**WRITTEN REQUEST:**
Report how many lines contain "data". The answer is a single number.

**RECORDS FOR THE EXERCISE:**
(begin)

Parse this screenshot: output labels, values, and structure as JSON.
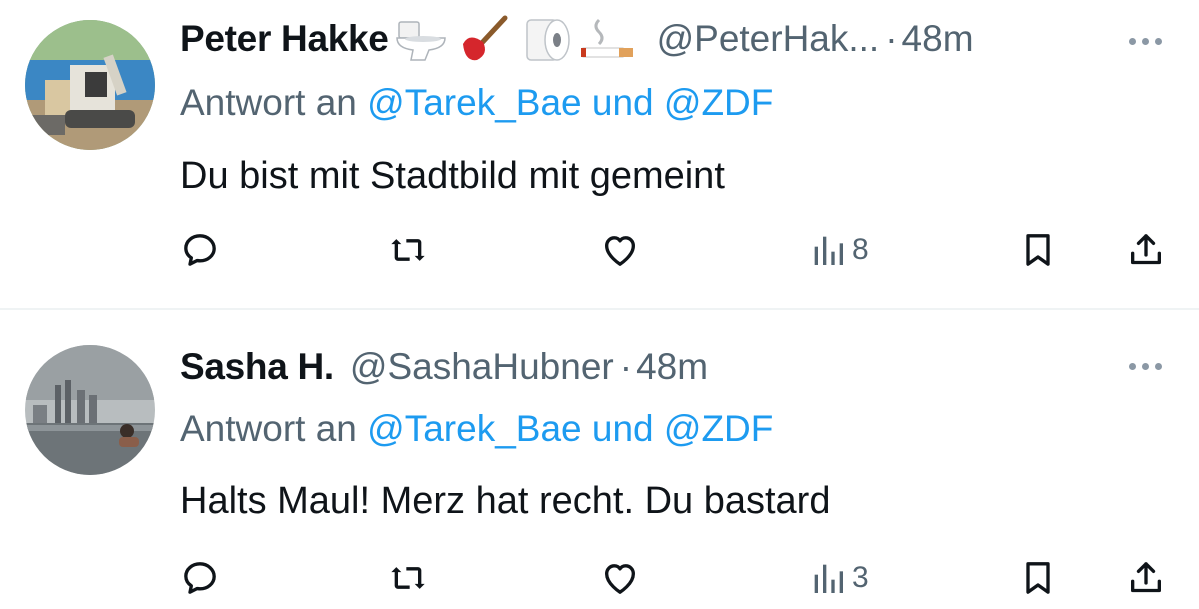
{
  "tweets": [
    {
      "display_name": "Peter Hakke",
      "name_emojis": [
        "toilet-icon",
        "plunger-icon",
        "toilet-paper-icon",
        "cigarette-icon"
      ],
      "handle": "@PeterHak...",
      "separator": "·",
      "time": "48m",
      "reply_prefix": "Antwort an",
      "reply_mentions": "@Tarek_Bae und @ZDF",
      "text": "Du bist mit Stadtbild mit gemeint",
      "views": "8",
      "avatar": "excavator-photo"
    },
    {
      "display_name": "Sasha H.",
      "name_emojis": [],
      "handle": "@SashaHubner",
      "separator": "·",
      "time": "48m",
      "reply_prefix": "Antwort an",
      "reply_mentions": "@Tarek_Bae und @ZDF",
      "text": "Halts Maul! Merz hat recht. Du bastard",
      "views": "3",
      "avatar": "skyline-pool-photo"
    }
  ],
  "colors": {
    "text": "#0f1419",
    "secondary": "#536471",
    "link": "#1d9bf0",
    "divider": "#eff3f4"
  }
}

(end)
(begin)

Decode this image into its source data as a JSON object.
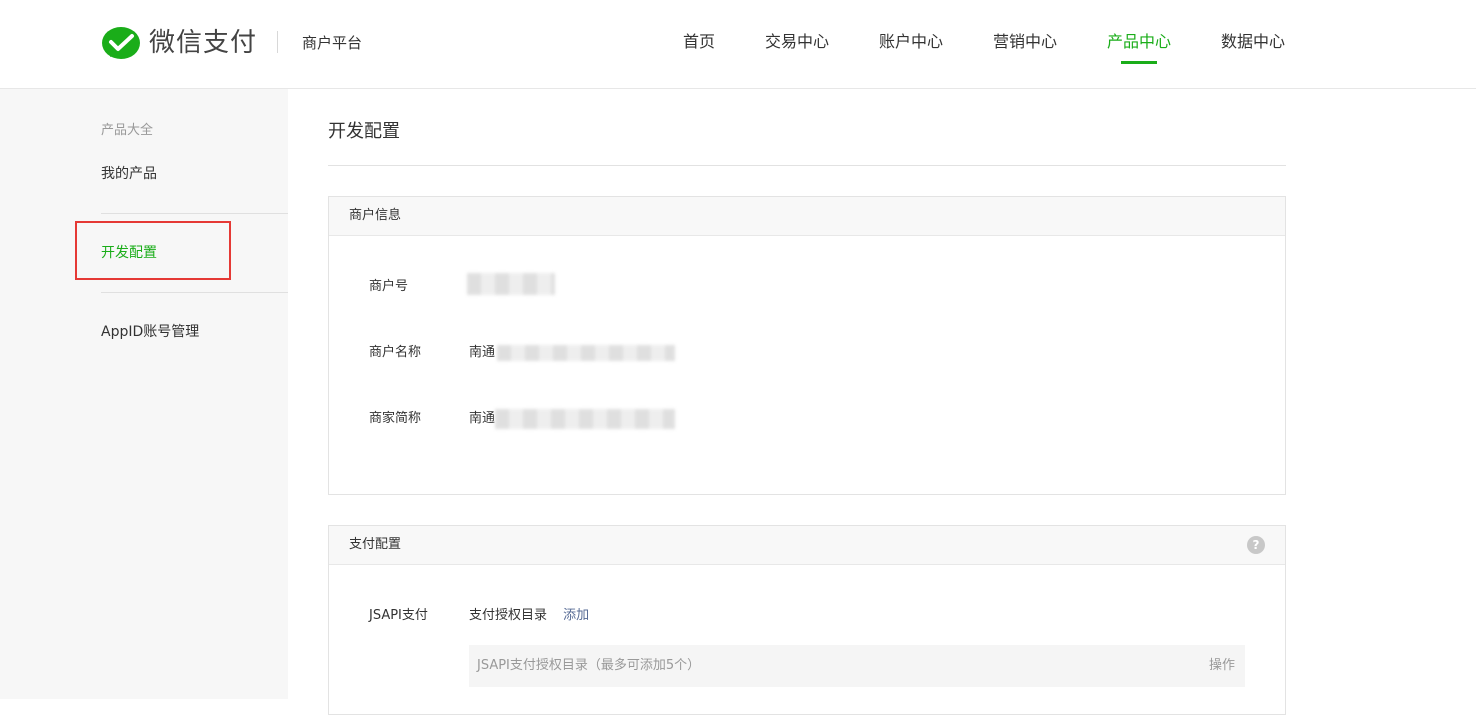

(end)
(begin)

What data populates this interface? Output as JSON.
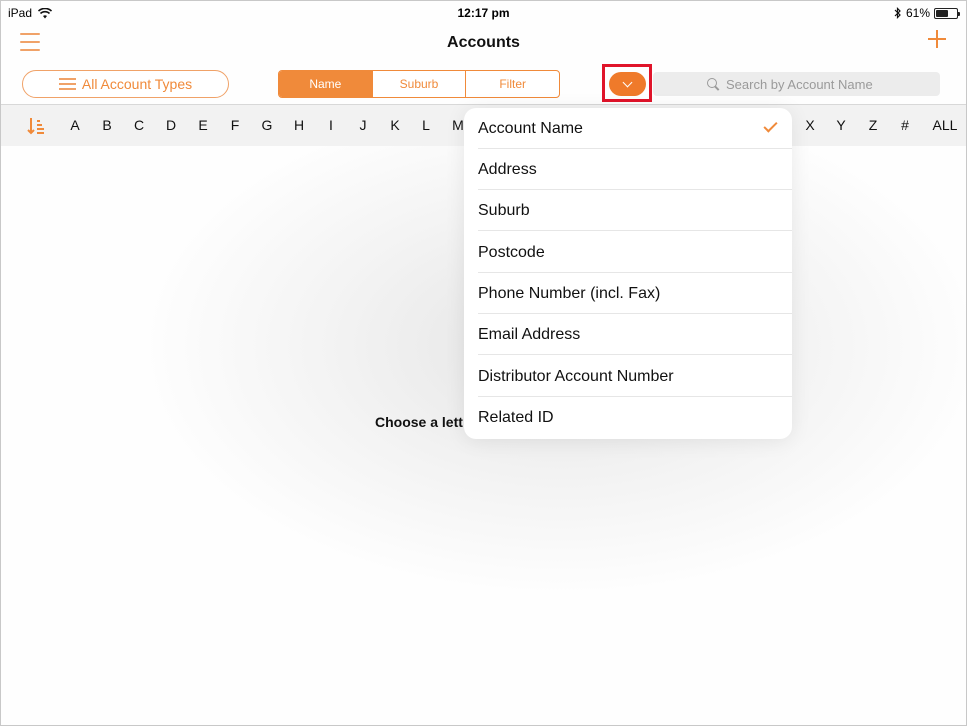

(end)

**RESPONSE TO THE EXERCISE:**
2